▸ DIRECTIONS FOR THIS TASK
Output every line of the material exactly, omitting images.

▸ MATERIAL
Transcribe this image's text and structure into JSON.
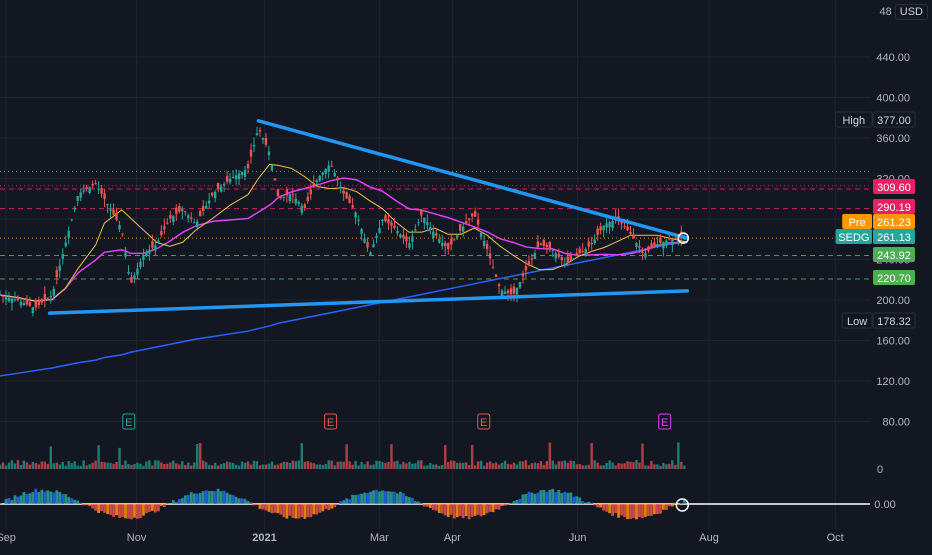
{
  "header": {
    "scale_cut": "48",
    "currency": "USD"
  },
  "theme": {
    "background": "#131722",
    "grid": "#1f2330",
    "axis_text": "#b2b5be",
    "up_candle": "#26a69a",
    "down_candle": "#ef5350",
    "trendline": "#2196f3",
    "ma_fast": "#e8c547",
    "ma_mid": "#e040fb",
    "ma_slow": "#2962ff",
    "osc_line": "#ffffff"
  },
  "chart_data": {
    "type": "candlestick",
    "symbol": "SEDG",
    "y_axis": {
      "ticks": [
        "440.00",
        "400.00",
        "360.00",
        "320.00",
        "280.00",
        "240.00",
        "200.00",
        "160.00",
        "120.00",
        "80.00"
      ],
      "tick_values": [
        440,
        400,
        360,
        320,
        280,
        240,
        200,
        160,
        120,
        80
      ]
    },
    "x_axis": {
      "labels": [
        "Sep",
        "Nov",
        "2021",
        "Mar",
        "Apr",
        "Jun",
        "Aug",
        "Oct"
      ]
    },
    "price_labels": [
      {
        "tag": "High",
        "value": "377.00",
        "color": "#131722",
        "text_color": "#d1d4dc",
        "border": "#2a2e39"
      },
      {
        "tag": "",
        "value": "309.60",
        "color": "#e91e63",
        "text_color": "#ffffff"
      },
      {
        "tag": "",
        "value": "290.19",
        "color": "#e91e63",
        "text_color": "#ffffff"
      },
      {
        "tag": "Pre",
        "value": "261.23",
        "color": "#ff9800",
        "text_color": "#ffffff"
      },
      {
        "tag": "SEDG",
        "value": "261.13",
        "color": "#26a69a",
        "text_color": "#ffffff"
      },
      {
        "tag": "",
        "value": "243.92",
        "color": "#4caf50",
        "text_color": "#ffffff"
      },
      {
        "tag": "",
        "value": "220.70",
        "color": "#4caf50",
        "text_color": "#ffffff"
      },
      {
        "tag": "Low",
        "value": "178.32",
        "color": "#131722",
        "text_color": "#d1d4dc",
        "border": "#2a2e39"
      }
    ],
    "levels": [
      {
        "value": 327,
        "color": "#4caf50",
        "style": "dotted"
      },
      {
        "value": 313,
        "color": "#e91e63",
        "style": "dotted"
      },
      {
        "value": 309.6,
        "color": "#e91e63",
        "style": "dashed"
      },
      {
        "value": 290.19,
        "color": "#e91e63",
        "style": "dashed"
      },
      {
        "value": 261.13,
        "color": "#ff9800",
        "style": "dotted"
      },
      {
        "value": 243.92,
        "color": "#4caf50",
        "style": "dashed"
      },
      {
        "value": 220.7,
        "color": "#4caf50",
        "style": "dashed"
      }
    ],
    "trendlines": [
      {
        "from": [
          0.297,
          377
        ],
        "to": [
          0.79,
          261
        ],
        "color": "#2196f3"
      },
      {
        "from": [
          0.057,
          187
        ],
        "to": [
          0.79,
          209
        ],
        "color": "#2196f3"
      }
    ],
    "earnings_markers": [
      {
        "label": "E",
        "x": 0.148,
        "color": "#26a69a"
      },
      {
        "label": "E",
        "x": 0.38,
        "color": "#ef5350"
      },
      {
        "label": "E",
        "x": 0.556,
        "color": "#ef5350"
      },
      {
        "label": "E",
        "x": 0.764,
        "color": "#e040fb"
      }
    ],
    "oscillator": {
      "zero_label": "0.00",
      "volume_zero_label": "0"
    },
    "trend_points": [
      [
        0,
        205
      ],
      [
        0.02,
        200
      ],
      [
        0.04,
        192
      ],
      [
        0.06,
        205
      ],
      [
        0.075,
        255
      ],
      [
        0.09,
        305
      ],
      [
        0.11,
        315
      ],
      [
        0.12,
        300
      ],
      [
        0.14,
        270
      ],
      [
        0.15,
        215
      ],
      [
        0.165,
        245
      ],
      [
        0.18,
        255
      ],
      [
        0.195,
        280
      ],
      [
        0.21,
        290
      ],
      [
        0.225,
        275
      ],
      [
        0.245,
        305
      ],
      [
        0.265,
        320
      ],
      [
        0.285,
        330
      ],
      [
        0.297,
        370
      ],
      [
        0.31,
        345
      ],
      [
        0.32,
        300
      ],
      [
        0.335,
        305
      ],
      [
        0.35,
        290
      ],
      [
        0.365,
        320
      ],
      [
        0.38,
        335
      ],
      [
        0.395,
        305
      ],
      [
        0.41,
        285
      ],
      [
        0.425,
        245
      ],
      [
        0.44,
        280
      ],
      [
        0.455,
        270
      ],
      [
        0.47,
        255
      ],
      [
        0.485,
        285
      ],
      [
        0.5,
        265
      ],
      [
        0.515,
        250
      ],
      [
        0.53,
        270
      ],
      [
        0.545,
        285
      ],
      [
        0.56,
        250
      ],
      [
        0.575,
        210
      ],
      [
        0.59,
        205
      ],
      [
        0.605,
        230
      ],
      [
        0.62,
        255
      ],
      [
        0.635,
        250
      ],
      [
        0.65,
        235
      ],
      [
        0.665,
        245
      ],
      [
        0.68,
        255
      ],
      [
        0.695,
        275
      ],
      [
        0.71,
        280
      ],
      [
        0.725,
        265
      ],
      [
        0.74,
        245
      ],
      [
        0.755,
        255
      ],
      [
        0.77,
        260
      ],
      [
        0.79,
        261
      ]
    ]
  }
}
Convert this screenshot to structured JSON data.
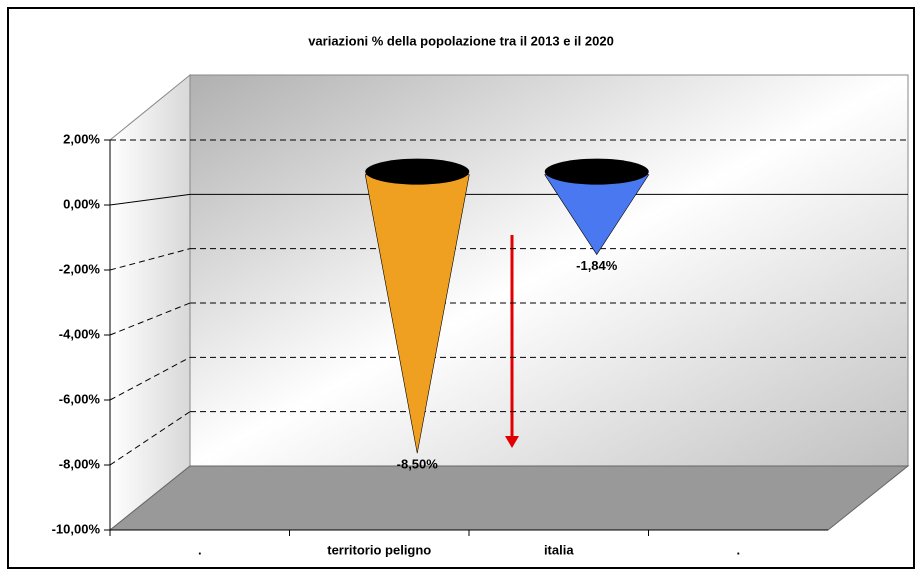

▸ ANSWER TO THIS TASK
Transcribe this image's text and structure into JSON.
{
  "header": {
    "scale_cut": "48",
    "currency": "USD"
  },
  "theme": {
    "background": "#131722",
    "grid": "#1f2330",
    "axis_text": "#b2b5be",
    "up_candle": "#26a69a",
    "down_candle": "#ef5350",
    "trendline": "#2196f3",
    "ma_fast": "#e8c547",
    "ma_mid": "#e040fb",
    "ma_slow": "#2962ff",
    "osc_line": "#ffffff"
  },
  "chart_data": {
    "type": "candlestick",
    "symbol": "SEDG",
    "y_axis": {
      "ticks": [
        "440.00",
        "400.00",
        "360.00",
        "320.00",
        "280.00",
        "240.00",
        "200.00",
        "160.00",
        "120.00",
        "80.00"
      ],
      "tick_values": [
        440,
        400,
        360,
        320,
        280,
        240,
        200,
        160,
        120,
        80
      ]
    },
    "x_axis": {
      "labels": [
        "Sep",
        "Nov",
        "2021",
        "Mar",
        "Apr",
        "Jun",
        "Aug",
        "Oct"
      ]
    },
    "price_labels": [
      {
        "tag": "High",
        "value": "377.00",
        "color": "#131722",
        "text_color": "#d1d4dc",
        "border": "#2a2e39"
      },
      {
        "tag": "",
        "value": "309.60",
        "color": "#e91e63",
        "text_color": "#ffffff"
      },
      {
        "tag": "",
        "value": "290.19",
        "color": "#e91e63",
        "text_color": "#ffffff"
      },
      {
        "tag": "Pre",
        "value": "261.23",
        "color": "#ff9800",
        "text_color": "#ffffff"
      },
      {
        "tag": "SEDG",
        "value": "261.13",
        "color": "#26a69a",
        "text_color": "#ffffff"
      },
      {
        "tag": "",
        "value": "243.92",
        "color": "#4caf50",
        "text_color": "#ffffff"
      },
      {
        "tag": "",
        "value": "220.70",
        "color": "#4caf50",
        "text_color": "#ffffff"
      },
      {
        "tag": "Low",
        "value": "178.32",
        "color": "#131722",
        "text_color": "#d1d4dc",
        "border": "#2a2e39"
      }
    ],
    "levels": [
      {
        "value": 327,
        "color": "#4caf50",
        "style": "dotted"
      },
      {
        "value": 313,
        "color": "#e91e63",
        "style": "dotted"
      },
      {
        "value": 309.6,
        "color": "#e91e63",
        "style": "dashed"
      },
      {
        "value": 290.19,
        "color": "#e91e63",
        "style": "dashed"
      },
      {
        "value": 261.13,
        "color": "#ff9800",
        "style": "dotted"
      },
      {
        "value": 243.92,
        "color": "#4caf50",
        "style": "dashed"
      },
      {
        "value": 220.7,
        "color": "#4caf50",
        "style": "dashed"
      }
    ],
    "trendlines": [
      {
        "from": [
          0.297,
          377
        ],
        "to": [
          0.79,
          261
        ],
        "color": "#2196f3"
      },
      {
        "from": [
          0.057,
          187
        ],
        "to": [
          0.79,
          209
        ],
        "color": "#2196f3"
      }
    ],
    "earnings_markers": [
      {
        "label": "E",
        "x": 0.148,
        "color": "#26a69a"
      },
      {
        "label": "E",
        "x": 0.38,
        "color": "#ef5350"
      },
      {
        "label": "E",
        "x": 0.556,
        "color": "#ef5350"
      },
      {
        "label": "E",
        "x": 0.764,
        "color": "#e040fb"
      }
    ],
    "oscillator": {
      "zero_label": "0.00",
      "volume_zero_label": "0"
    },
    "trend_points": [
      [
        0,
        205
      ],
      [
        0.02,
        200
      ],
      [
        0.04,
        192
      ],
      [
        0.06,
        205
      ],
      [
        0.075,
        255
      ],
      [
        0.09,
        305
      ],
      [
        0.11,
        315
      ],
      [
        0.12,
        300
      ],
      [
        0.14,
        270
      ],
      [
        0.15,
        215
      ],
      [
        0.165,
        245
      ],
      [
        0.18,
        255
      ],
      [
        0.195,
        280
      ],
      [
        0.21,
        290
      ],
      [
        0.225,
        275
      ],
      [
        0.245,
        305
      ],
      [
        0.265,
        320
      ],
      [
        0.285,
        330
      ],
      [
        0.297,
        370
      ],
      [
        0.31,
        345
      ],
      [
        0.32,
        300
      ],
      [
        0.335,
        305
      ],
      [
        0.35,
        290
      ],
      [
        0.365,
        320
      ],
      [
        0.38,
        335
      ],
      [
        0.395,
        305
      ],
      [
        0.41,
        285
      ],
      [
        0.425,
        245
      ],
      [
        0.44,
        280
      ],
      [
        0.455,
        270
      ],
      [
        0.47,
        255
      ],
      [
        0.485,
        285
      ],
      [
        0.5,
        265
      ],
      [
        0.515,
        250
      ],
      [
        0.53,
        270
      ],
      [
        0.545,
        285
      ],
      [
        0.56,
        250
      ],
      [
        0.575,
        210
      ],
      [
        0.59,
        205
      ],
      [
        0.605,
        230
      ],
      [
        0.62,
        255
      ],
      [
        0.635,
        250
      ],
      [
        0.65,
        235
      ],
      [
        0.665,
        245
      ],
      [
        0.68,
        255
      ],
      [
        0.695,
        275
      ],
      [
        0.71,
        280
      ],
      [
        0.725,
        265
      ],
      [
        0.74,
        245
      ],
      [
        0.755,
        255
      ],
      [
        0.77,
        260
      ],
      [
        0.79,
        261
      ]
    ]
  }
}
Convert this screenshot to structured JSON data.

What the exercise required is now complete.